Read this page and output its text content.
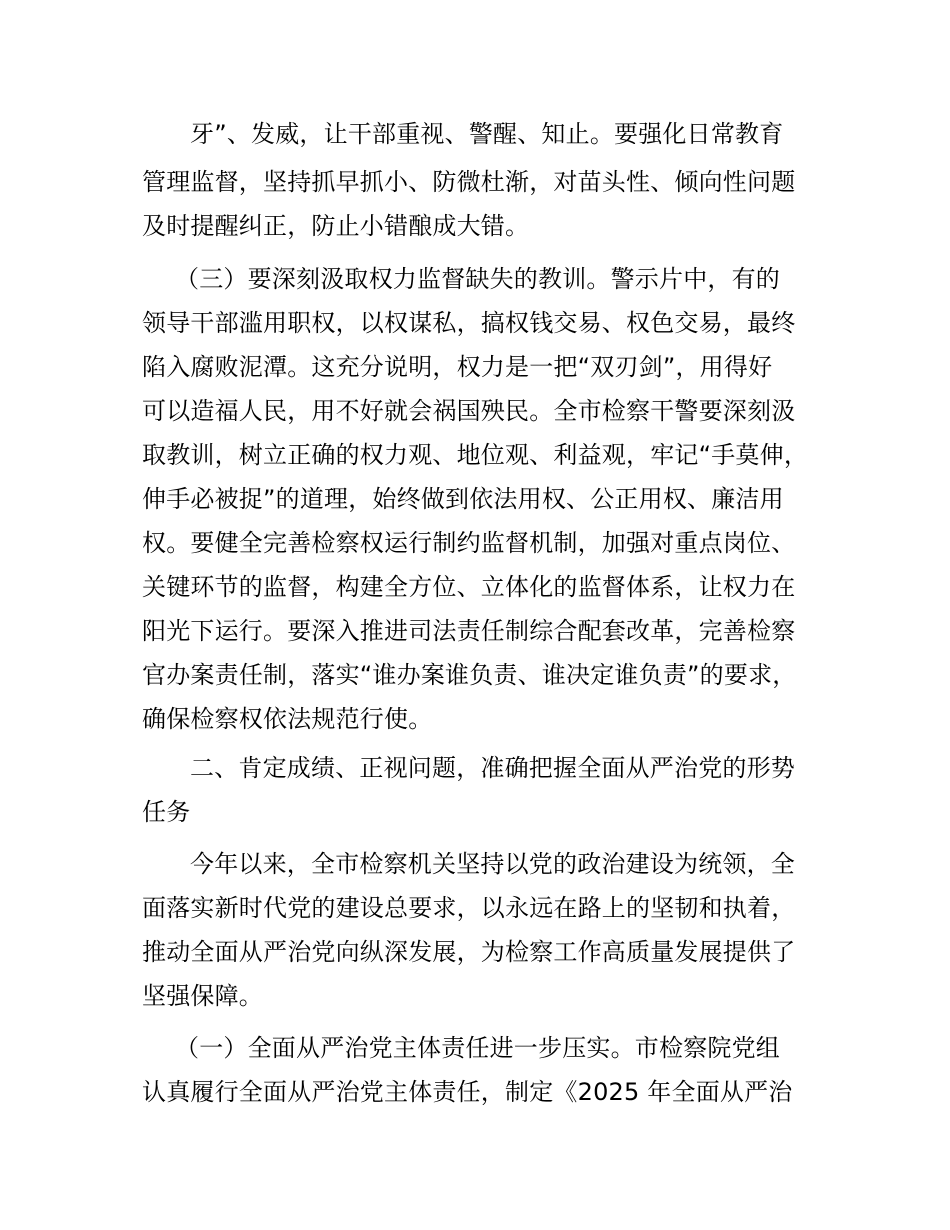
牙”、发威，让干部重视、警醒、知止。要强化日常教育

管理监督，坚持抓早抓小、防微杜渐，对苗头性、倾向性问题

及时提醒纠正，防止小错酿成大错。

（三）要深刻汲取权力监督缺失的教训。警示片中，有的

领导干部滥用职权，以权谋私，搞权钱交易、权色交易，最终

陷入腐败泥潭。这充分说明，权力是一把“双刃剑”，用得好

可以造福人民，用不好就会祸国殃民。全市检察干警要深刻汲

取教训，树立正确的权力观、地位观、利益观，牢记“手莫伸，

伸手必被捉”的道理，始终做到依法用权、公正用权、廉洁用

权。要健全完善检察权运行制约监督机制，加强对重点岗位、

关键环节的监督，构建全方位、立体化的监督体系，让权力在

阳光下运行。要深入推进司法责任制综合配套改革，完善检察

官办案责任制，落实“谁办案谁负责、谁决定谁负责”的要求，

确保检察权依法规范行使。

二、肯定成绩、正视问题，准确把握全面从严治党的形势

任务

今年以来，全市检察机关坚持以党的政治建设为统领，全

面落实新时代党的建设总要求，以永远在路上的坚韧和执着，

推动全面从严治党向纵深发展，为检察工作高质量发展提供了

坚强保障。

（一）全面从严治党主体责任进一步压实。市检察院党组

认真履行全面从严治党主体责任，制定《2025 年全面从严治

◆ What is being asked
Leave out the pictures and copy everything else in the records word for word.

◆ Reply to the task
Read this page and output its text content.
牙”、发威，让干部重视、警醒、知止。要强化日常教育

管理监督，坚持抓早抓小、防微杜渐，对苗头性、倾向性问题

及时提醒纠正，防止小错酿成大错。

（三）要深刻汲取权力监督缺失的教训。警示片中，有的

领导干部滥用职权，以权谋私，搞权钱交易、权色交易，最终

陷入腐败泥潭。这充分说明，权力是一把“双刃剑”，用得好

可以造福人民，用不好就会祸国殃民。全市检察干警要深刻汲

取教训，树立正确的权力观、地位观、利益观，牢记“手莫伸，

伸手必被捉”的道理，始终做到依法用权、公正用权、廉洁用

权。要健全完善检察权运行制约监督机制，加强对重点岗位、

关键环节的监督，构建全方位、立体化的监督体系，让权力在

阳光下运行。要深入推进司法责任制综合配套改革，完善检察

官办案责任制，落实“谁办案谁负责、谁决定谁负责”的要求，

确保检察权依法规范行使。

二、肯定成绩、正视问题，准确把握全面从严治党的形势

任务

今年以来，全市检察机关坚持以党的政治建设为统领，全

面落实新时代党的建设总要求，以永远在路上的坚韧和执着，

推动全面从严治党向纵深发展，为检察工作高质量发展提供了

坚强保障。

（一）全面从严治党主体责任进一步压实。市检察院党组

认真履行全面从严治党主体责任，制定《2025 年全面从严治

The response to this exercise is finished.